▶ Problem statement
Exactly as given, repeat all of the entries.

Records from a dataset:
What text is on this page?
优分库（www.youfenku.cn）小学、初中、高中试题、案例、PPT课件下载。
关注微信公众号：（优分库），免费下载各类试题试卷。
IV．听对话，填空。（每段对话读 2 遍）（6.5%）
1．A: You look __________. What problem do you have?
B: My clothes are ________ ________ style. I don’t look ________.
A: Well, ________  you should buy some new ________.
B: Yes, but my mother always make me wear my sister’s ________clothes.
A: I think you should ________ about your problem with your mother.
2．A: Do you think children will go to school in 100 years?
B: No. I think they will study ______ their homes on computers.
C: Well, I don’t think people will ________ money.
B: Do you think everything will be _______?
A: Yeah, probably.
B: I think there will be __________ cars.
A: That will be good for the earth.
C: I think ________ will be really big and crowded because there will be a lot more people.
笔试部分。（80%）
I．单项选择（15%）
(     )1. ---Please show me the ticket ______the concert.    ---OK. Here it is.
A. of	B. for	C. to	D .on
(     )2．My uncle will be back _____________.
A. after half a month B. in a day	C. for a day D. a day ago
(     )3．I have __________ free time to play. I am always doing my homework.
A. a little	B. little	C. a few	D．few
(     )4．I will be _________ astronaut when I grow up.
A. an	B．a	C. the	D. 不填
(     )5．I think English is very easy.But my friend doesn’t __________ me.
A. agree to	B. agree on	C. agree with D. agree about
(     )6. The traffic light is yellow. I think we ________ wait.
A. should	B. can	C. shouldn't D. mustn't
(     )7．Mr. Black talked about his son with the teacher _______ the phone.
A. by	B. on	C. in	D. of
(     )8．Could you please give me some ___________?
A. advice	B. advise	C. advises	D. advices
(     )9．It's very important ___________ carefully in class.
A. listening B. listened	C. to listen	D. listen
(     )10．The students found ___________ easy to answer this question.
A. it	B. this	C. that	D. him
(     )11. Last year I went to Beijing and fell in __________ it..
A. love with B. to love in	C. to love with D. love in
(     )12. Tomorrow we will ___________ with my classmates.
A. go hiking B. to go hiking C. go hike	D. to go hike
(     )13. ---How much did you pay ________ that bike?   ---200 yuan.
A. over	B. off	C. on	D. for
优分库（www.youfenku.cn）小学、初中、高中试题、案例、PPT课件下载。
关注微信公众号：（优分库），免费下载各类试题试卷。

▶ The answer
What text is on this page?
优分库（www.youfenku.cn）小学、初中、高中试题、案例、PPT课件下载。
关注微信公众号：（优分库），免费下载各类试题试卷。
IV．听对话，填空。（每段对话读 2 遍）（6.5%）
1．A: You look __________. What problem do you have?
B: My clothes are ________ ________ style. I don’t look ________.
A: Well, ________  you should buy some new ________.
B: Yes, but my mother always make me wear my sister’s ________clothes.
A: I think you should ________ about your problem with your mother.
2．A: Do you think children will go to school in 100 years?
B: No. I think they will study ______ their homes on computers.
C: Well, I don’t think people will ________ money.
B: Do you think everything will be _______?
A: Yeah, probably.
B: I think there will be __________ cars.
A: That will be good for the earth.
C: I think ________ will be really big and crowded because there will be a lot more people.
笔试部分。（80%）
I．单项选择（15%）
(     )1. ---Please show me the ticket ______the concert.    ---OK. Here it is.
A. of	B. for	C. to	D .on
(     )2．My uncle will be back _____________.
A. after half a month B. in a day	C. for a day D. a day ago
(     )3．I have __________ free time to play. I am always doing my homework.
A. a little	B. little	C. a few	D．few
(     )4．I will be _________ astronaut when I grow up.
A. an	B．a	C. the	D. 不填
(     )5．I think English is very easy.But my friend doesn’t __________ me.
A. agree to	B. agree on	C. agree with D. agree about
(     )6. The traffic light is yellow. I think we ________ wait.
A. should	B. can	C. shouldn't D. mustn't
(     )7．Mr. Black talked about his son with the teacher _______ the phone.
A. by	B. on	C. in	D. of
(     )8．Could you please give me some ___________?
A. advice	B. advise	C. advises	D. advices
(     )9．It's very important ___________ carefully in class.
A. listening B. listened	C. to listen	D. listen
(     )10．The students found ___________ easy to answer this question.
A. it	B. this	C. that	D. him
(     )11. Last year I went to Beijing and fell in __________ it..
A. love with B. to love in	C. to love with D. love in
(     )12. Tomorrow we will ___________ with my classmates.
A. go hiking B. to go hiking C. go hike	D. to go hike
(     )13. ---How much did you pay ________ that bike?   ---200 yuan.
A. over	B. off	C. on	D. for
优分库（www.youfenku.cn）小学、初中、高中试题、案例、PPT课件下载。
关注微信公众号：（优分库），免费下载各类试题试卷。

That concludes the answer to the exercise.